• [The problem]:
Restate the records in their entirety, word for word.

• [Source material]:

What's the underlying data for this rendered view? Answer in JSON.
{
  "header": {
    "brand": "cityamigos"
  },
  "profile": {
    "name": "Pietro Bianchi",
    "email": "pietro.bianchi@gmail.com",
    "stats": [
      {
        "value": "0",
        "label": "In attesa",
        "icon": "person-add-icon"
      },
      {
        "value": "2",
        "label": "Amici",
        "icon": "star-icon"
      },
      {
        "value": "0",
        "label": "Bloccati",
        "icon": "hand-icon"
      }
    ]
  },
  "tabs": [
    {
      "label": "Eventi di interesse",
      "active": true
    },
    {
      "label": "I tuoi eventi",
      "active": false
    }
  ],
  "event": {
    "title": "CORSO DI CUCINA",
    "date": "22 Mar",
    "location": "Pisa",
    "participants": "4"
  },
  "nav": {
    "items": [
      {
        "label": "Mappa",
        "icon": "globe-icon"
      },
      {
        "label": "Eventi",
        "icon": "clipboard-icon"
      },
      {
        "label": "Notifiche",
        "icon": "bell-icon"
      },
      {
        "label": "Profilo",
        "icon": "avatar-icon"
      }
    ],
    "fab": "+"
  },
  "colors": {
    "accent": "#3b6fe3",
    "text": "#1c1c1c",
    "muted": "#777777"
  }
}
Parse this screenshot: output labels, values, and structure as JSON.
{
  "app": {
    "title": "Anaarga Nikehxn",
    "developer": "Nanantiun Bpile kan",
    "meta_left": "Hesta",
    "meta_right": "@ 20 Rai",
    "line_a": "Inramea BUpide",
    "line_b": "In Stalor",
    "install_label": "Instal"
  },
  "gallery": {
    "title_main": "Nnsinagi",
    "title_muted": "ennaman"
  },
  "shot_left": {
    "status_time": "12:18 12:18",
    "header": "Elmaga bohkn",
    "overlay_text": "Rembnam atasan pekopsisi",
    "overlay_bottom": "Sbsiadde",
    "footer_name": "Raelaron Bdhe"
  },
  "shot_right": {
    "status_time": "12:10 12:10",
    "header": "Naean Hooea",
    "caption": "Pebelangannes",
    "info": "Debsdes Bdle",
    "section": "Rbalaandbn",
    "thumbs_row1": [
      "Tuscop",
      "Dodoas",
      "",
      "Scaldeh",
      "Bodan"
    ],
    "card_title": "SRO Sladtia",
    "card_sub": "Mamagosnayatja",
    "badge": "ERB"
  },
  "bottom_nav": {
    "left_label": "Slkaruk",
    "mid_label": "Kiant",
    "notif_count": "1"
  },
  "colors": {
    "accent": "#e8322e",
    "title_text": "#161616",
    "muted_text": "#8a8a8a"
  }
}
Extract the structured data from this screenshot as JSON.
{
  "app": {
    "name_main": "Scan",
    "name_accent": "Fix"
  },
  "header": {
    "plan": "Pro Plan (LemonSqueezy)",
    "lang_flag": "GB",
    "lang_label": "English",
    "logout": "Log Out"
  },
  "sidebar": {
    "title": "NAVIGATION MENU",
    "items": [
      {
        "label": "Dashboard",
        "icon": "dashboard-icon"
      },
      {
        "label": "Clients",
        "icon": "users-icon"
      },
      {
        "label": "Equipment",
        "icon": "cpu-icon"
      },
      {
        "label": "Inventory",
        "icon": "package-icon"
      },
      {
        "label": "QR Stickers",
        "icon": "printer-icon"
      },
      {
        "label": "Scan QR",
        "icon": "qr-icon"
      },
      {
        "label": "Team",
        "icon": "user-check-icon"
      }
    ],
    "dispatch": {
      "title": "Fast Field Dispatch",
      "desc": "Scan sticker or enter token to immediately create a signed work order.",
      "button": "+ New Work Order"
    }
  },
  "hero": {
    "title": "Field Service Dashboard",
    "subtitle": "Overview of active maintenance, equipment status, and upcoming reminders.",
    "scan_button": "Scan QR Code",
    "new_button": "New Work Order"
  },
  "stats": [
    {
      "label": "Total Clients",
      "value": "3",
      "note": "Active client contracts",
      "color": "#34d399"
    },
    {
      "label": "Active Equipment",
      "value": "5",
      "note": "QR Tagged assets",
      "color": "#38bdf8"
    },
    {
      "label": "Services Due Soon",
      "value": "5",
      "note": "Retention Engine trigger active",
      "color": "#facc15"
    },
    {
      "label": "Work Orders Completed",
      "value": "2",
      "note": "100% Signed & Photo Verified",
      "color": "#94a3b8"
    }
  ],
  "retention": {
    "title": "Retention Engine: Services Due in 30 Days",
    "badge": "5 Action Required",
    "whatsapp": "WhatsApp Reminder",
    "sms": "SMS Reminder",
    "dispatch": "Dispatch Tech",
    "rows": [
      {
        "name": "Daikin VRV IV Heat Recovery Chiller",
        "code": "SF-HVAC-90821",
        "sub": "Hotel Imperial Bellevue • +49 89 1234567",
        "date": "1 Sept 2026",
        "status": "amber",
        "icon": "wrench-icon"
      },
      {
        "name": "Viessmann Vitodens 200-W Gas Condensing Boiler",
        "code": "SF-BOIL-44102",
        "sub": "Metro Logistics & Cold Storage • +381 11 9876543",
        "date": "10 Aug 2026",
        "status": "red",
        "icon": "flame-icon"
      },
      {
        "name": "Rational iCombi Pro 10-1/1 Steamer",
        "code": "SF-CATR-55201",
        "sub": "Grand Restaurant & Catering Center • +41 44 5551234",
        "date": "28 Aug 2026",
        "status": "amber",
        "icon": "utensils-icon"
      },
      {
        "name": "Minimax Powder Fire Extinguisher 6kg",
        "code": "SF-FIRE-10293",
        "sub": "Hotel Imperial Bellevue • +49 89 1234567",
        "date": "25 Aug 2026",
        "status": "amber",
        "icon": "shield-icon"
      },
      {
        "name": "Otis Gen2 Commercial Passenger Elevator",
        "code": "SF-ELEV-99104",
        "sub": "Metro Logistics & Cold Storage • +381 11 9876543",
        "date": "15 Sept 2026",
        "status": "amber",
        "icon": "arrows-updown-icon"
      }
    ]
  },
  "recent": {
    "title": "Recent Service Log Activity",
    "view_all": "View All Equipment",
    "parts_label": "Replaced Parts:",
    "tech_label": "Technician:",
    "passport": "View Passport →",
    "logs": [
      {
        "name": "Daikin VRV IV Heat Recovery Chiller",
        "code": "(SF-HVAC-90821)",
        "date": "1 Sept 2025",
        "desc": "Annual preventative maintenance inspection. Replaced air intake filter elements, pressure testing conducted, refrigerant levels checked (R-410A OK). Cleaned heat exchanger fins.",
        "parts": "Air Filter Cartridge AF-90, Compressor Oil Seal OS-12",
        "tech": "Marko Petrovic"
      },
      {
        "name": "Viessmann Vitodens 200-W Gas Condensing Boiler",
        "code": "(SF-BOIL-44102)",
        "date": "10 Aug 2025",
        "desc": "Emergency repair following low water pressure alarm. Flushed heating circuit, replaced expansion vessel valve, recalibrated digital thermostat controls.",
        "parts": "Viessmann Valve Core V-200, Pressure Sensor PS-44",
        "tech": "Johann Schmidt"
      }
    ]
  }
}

• [Reply]:
What's the underlying data for this rendered view? Answer in JSON.
{
  "header": {
    "brand": "cityamigos"
  },
  "profile": {
    "name": "Pietro Bianchi",
    "email": "pietro.bianchi@gmail.com",
    "stats": [
      {
        "value": "0",
        "label": "In attesa",
        "icon": "person-add-icon"
      },
      {
        "value": "2",
        "label": "Amici",
        "icon": "star-icon"
      },
      {
        "value": "0",
        "label": "Bloccati",
        "icon": "hand-icon"
      }
    ]
  },
  "tabs": [
    {
      "label": "Eventi di interesse",
      "active": true
    },
    {
      "label": "I tuoi eventi",
      "active": false
    }
  ],
  "event": {
    "title": "CORSO DI CUCINA",
    "date": "22 Mar",
    "location": "Pisa",
    "participants": "4"
  },
  "nav": {
    "items": [
      {
        "label": "Mappa",
        "icon": "globe-icon"
      },
      {
        "label": "Eventi",
        "icon": "clipboard-icon"
      },
      {
        "label": "Notifiche",
        "icon": "bell-icon"
      },
      {
        "label": "Profilo",
        "icon": "avatar-icon"
      }
    ],
    "fab": "+"
  },
  "colors": {
    "accent": "#3b6fe3",
    "text": "#1c1c1c",
    "muted": "#777777"
  }
}
Parse this screenshot: output labels, values, and structure as JSON.
{
  "app": {
    "title": "Anaarga Nikehxn",
    "developer": "Nanantiun Bpile kan",
    "meta_left": "Hesta",
    "meta_right": "@ 20 Rai",
    "line_a": "Inramea BUpide",
    "line_b": "In Stalor",
    "install_label": "Instal"
  },
  "gallery": {
    "title_main": "Nnsinagi",
    "title_muted": "ennaman"
  },
  "shot_left": {
    "status_time": "12:18 12:18",
    "header": "Elmaga bohkn",
    "overlay_text": "Rembnam atasan pekopsisi",
    "overlay_bottom": "Sbsiadde",
    "footer_name": "Raelaron Bdhe"
  },
  "shot_right": {
    "status_time": "12:10 12:10",
    "header": "Naean Hooea",
    "caption": "Pebelangannes",
    "info": "Debsdes Bdle",
    "section": "Rbalaandbn",
    "thumbs_row1": [
      "Tuscop",
      "Dodoas",
      "",
      "Scaldeh",
      "Bodan"
    ],
    "card_title": "SRO Sladtia",
    "card_sub": "Mamagosnayatja",
    "badge": "ERB"
  },
  "bottom_nav": {
    "left_label": "Slkaruk",
    "mid_label": "Kiant",
    "notif_count": "1"
  },
  "colors": {
    "accent": "#e8322e",
    "title_text": "#161616",
    "muted_text": "#8a8a8a"
  }
}
Extract the structured data from this screenshot as JSON.
{
  "app": {
    "name_main": "Scan",
    "name_accent": "Fix"
  },
  "header": {
    "plan": "Pro Plan (LemonSqueezy)",
    "lang_flag": "GB",
    "lang_label": "English",
    "logout": "Log Out"
  },
  "sidebar": {
    "title": "NAVIGATION MENU",
    "items": [
      {
        "label": "Dashboard",
        "icon": "dashboard-icon"
      },
      {
        "label": "Clients",
        "icon": "users-icon"
      },
      {
        "label": "Equipment",
        "icon": "cpu-icon"
      },
      {
        "label": "Inventory",
        "icon": "package-icon"
      },
      {
        "label": "QR Stickers",
        "icon": "printer-icon"
      },
      {
        "label": "Scan QR",
        "icon": "qr-icon"
      },
      {
        "label": "Team",
        "icon": "user-check-icon"
      }
    ],
    "dispatch": {
      "title": "Fast Field Dispatch",
      "desc": "Scan sticker or enter token to immediately create a signed work order.",
      "button": "+ New Work Order"
    }
  },
  "hero": {
    "title": "Field Service Dashboard",
    "subtitle": "Overview of active maintenance, equipment status, and upcoming reminders.",
    "scan_button": "Scan QR Code",
    "new_button": "New Work Order"
  },
  "stats": [
    {
      "label": "Total Clients",
      "value": "3",
      "note": "Active client contracts",
      "color": "#34d399"
    },
    {
      "label": "Active Equipment",
      "value": "5",
      "note": "QR Tagged assets",
      "color": "#38bdf8"
    },
    {
      "label": "Services Due Soon",
      "value": "5",
      "note": "Retention Engine trigger active",
      "color": "#facc15"
    },
    {
      "label": "Work Orders Completed",
      "value": "2",
      "note": "100% Signed & Photo Verified",
      "color": "#94a3b8"
    }
  ],
  "retention": {
    "title": "Retention Engine: Services Due in 30 Days",
    "badge": "5 Action Required",
    "whatsapp": "WhatsApp Reminder",
    "sms": "SMS Reminder",
    "dispatch": "Dispatch Tech",
    "rows": [
      {
        "name": "Daikin VRV IV Heat Recovery Chiller",
        "code": "SF-HVAC-90821",
        "sub": "Hotel Imperial Bellevue • +49 89 1234567",
        "date": "1 Sept 2026",
        "status": "amber",
        "icon": "wrench-icon"
      },
      {
        "name": "Viessmann Vitodens 200-W Gas Condensing Boiler",
        "code": "SF-BOIL-44102",
        "sub": "Metro Logistics & Cold Storage • +381 11 9876543",
        "date": "10 Aug 2026",
        "status": "red",
        "icon": "flame-icon"
      },
      {
        "name": "Rational iCombi Pro 10-1/1 Steamer",
        "code": "SF-CATR-55201",
        "sub": "Grand Restaurant & Catering Center • +41 44 5551234",
        "date": "28 Aug 2026",
        "status": "amber",
        "icon": "utensils-icon"
      },
      {
        "name": "Minimax Powder Fire Extinguisher 6kg",
        "code": "SF-FIRE-10293",
        "sub": "Hotel Imperial Bellevue • +49 89 1234567",
        "date": "25 Aug 2026",
        "status": "amber",
        "icon": "shield-icon"
      },
      {
        "name": "Otis Gen2 Commercial Passenger Elevator",
        "code": "SF-ELEV-99104",
        "sub": "Metro Logistics & Cold Storage • +381 11 9876543",
        "date": "15 Sept 2026",
        "status": "amber",
        "icon": "arrows-updown-icon"
      }
    ]
  },
  "recent": {
    "title": "Recent Service Log Activity",
    "view_all": "View All Equipment",
    "parts_label": "Replaced Parts:",
    "tech_label": "Technician:",
    "passport": "View Passport →",
    "logs": [
      {
        "name": "Daikin VRV IV Heat Recovery Chiller",
        "code": "(SF-HVAC-90821)",
        "date": "1 Sept 2025",
        "desc": "Annual preventative maintenance inspection. Replaced air intake filter elements, pressure testing conducted, refrigerant levels checked (R-410A OK). Cleaned heat exchanger fins.",
        "parts": "Air Filter Cartridge AF-90, Compressor Oil Seal OS-12",
        "tech": "Marko Petrovic"
      },
      {
        "name": "Viessmann Vitodens 200-W Gas Condensing Boiler",
        "code": "(SF-BOIL-44102)",
        "date": "10 Aug 2025",
        "desc": "Emergency repair following low water pressure alarm. Flushed heating circuit, replaced expansion vessel valve, recalibrated digital thermostat controls.",
        "parts": "Viessmann Valve Core V-200, Pressure Sensor PS-44",
        "tech": "Johann Schmidt"
      }
    ]
  }
}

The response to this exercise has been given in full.